[Dataset excerpts]
BEGIN
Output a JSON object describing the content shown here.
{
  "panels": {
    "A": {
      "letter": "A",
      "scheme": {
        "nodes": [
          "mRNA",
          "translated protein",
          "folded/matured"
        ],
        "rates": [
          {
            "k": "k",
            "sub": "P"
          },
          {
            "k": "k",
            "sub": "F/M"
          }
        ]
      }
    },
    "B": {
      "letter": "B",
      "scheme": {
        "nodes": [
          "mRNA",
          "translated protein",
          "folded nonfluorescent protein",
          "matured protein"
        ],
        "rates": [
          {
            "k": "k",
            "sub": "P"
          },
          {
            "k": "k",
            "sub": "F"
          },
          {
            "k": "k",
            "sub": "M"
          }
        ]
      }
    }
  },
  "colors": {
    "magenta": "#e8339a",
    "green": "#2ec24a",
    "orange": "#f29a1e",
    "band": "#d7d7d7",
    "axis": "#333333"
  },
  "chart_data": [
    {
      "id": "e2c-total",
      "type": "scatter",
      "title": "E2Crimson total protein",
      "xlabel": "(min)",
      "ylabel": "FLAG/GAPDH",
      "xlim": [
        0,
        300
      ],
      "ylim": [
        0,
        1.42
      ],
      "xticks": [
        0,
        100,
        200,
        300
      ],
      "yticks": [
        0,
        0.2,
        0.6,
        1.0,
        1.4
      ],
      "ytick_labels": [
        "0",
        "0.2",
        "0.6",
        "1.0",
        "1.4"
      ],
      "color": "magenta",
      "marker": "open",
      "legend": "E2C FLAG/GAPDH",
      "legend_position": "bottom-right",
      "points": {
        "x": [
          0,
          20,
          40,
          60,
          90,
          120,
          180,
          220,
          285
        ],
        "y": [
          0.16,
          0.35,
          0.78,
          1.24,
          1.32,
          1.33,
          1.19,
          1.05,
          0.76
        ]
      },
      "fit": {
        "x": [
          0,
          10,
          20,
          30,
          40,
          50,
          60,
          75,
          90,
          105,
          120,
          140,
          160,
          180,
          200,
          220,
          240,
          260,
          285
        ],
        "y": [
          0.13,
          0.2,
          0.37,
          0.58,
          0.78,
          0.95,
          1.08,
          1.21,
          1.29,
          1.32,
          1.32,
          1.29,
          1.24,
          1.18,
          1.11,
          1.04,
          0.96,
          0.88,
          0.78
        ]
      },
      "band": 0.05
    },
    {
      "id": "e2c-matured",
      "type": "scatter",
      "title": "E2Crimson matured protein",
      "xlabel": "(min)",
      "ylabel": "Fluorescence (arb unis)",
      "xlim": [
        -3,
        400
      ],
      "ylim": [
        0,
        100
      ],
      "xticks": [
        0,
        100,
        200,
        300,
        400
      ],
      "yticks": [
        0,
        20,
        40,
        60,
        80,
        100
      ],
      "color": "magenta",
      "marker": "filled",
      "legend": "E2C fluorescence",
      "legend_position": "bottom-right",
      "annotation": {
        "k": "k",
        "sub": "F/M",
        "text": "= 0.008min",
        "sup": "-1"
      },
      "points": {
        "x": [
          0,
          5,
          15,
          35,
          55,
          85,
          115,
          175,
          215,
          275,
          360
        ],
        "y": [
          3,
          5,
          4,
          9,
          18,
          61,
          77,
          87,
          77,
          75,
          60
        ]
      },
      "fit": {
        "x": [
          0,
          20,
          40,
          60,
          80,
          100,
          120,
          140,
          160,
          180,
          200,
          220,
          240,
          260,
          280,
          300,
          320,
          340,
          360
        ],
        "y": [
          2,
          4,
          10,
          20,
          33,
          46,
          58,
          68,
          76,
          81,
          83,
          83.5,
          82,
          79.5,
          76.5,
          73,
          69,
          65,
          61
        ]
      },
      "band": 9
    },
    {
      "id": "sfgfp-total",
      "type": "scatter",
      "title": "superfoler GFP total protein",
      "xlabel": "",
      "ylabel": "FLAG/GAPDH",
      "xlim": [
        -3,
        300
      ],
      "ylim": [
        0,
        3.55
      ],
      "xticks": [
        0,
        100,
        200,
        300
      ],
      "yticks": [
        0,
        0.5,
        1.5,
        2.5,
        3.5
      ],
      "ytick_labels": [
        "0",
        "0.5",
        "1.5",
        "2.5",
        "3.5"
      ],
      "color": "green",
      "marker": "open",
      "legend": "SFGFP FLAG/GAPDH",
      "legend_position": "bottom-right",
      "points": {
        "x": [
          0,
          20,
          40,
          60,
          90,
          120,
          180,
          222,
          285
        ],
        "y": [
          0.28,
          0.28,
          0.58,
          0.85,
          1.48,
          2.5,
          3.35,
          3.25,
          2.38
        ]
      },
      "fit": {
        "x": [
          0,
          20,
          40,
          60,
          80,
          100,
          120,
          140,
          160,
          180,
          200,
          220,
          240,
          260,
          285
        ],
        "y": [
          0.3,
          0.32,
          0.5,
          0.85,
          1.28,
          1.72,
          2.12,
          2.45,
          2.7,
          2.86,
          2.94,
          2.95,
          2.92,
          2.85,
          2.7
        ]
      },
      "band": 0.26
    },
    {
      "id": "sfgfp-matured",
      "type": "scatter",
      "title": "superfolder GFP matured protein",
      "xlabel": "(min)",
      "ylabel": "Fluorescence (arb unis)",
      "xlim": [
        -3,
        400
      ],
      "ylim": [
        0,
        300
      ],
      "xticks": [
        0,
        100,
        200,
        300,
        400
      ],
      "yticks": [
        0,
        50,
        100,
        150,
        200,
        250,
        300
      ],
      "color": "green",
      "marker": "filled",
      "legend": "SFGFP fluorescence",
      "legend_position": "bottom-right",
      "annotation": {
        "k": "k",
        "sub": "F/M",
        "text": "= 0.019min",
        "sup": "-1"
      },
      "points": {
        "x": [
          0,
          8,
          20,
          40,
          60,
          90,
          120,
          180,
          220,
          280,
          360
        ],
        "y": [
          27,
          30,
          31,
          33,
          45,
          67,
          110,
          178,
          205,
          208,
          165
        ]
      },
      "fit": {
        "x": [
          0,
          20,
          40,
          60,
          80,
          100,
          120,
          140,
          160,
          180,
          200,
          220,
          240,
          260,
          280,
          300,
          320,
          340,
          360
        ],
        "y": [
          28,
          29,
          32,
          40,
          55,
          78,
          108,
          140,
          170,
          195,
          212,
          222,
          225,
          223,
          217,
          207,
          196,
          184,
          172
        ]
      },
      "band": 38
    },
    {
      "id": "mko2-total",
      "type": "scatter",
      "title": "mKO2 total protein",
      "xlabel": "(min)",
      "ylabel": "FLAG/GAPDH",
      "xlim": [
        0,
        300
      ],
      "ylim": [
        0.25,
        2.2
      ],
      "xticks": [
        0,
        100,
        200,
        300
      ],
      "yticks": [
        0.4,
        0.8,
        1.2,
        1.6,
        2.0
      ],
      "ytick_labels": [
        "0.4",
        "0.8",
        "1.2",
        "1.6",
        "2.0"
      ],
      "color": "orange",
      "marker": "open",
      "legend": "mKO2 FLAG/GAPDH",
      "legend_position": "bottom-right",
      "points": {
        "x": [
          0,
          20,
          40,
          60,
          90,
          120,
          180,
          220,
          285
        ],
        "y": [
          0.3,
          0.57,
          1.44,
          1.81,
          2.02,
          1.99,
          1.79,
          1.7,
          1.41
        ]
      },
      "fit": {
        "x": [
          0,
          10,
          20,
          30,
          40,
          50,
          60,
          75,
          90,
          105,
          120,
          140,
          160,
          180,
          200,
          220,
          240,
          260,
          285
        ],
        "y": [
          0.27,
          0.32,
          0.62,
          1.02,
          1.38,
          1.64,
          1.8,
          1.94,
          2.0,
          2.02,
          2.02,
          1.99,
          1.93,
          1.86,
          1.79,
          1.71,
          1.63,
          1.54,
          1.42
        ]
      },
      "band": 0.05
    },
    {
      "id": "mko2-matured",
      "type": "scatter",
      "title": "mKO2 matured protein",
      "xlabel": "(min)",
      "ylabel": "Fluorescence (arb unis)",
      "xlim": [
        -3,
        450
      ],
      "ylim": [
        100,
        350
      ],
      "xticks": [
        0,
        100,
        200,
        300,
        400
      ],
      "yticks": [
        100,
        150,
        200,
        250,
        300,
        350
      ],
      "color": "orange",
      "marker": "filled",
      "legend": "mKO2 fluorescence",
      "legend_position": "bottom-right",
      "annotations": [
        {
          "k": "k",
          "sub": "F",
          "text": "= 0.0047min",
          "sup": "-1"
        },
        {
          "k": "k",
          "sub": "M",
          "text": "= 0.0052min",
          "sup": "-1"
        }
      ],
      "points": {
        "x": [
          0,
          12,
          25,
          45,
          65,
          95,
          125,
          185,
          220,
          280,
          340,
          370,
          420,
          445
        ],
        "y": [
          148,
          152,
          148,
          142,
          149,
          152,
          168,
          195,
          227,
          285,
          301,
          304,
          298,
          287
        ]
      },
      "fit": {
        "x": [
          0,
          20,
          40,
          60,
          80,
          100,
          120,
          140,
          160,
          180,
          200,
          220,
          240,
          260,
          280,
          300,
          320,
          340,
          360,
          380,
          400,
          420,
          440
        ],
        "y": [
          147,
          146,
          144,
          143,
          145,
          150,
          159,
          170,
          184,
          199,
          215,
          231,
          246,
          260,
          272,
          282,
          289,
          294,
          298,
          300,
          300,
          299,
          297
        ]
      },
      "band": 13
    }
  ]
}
END
**ASSIGNMENT:**
Line count for the word "total": please state how many lines of the records above contain it, and nothing else.

**COMPLETED EXERCISE:**
6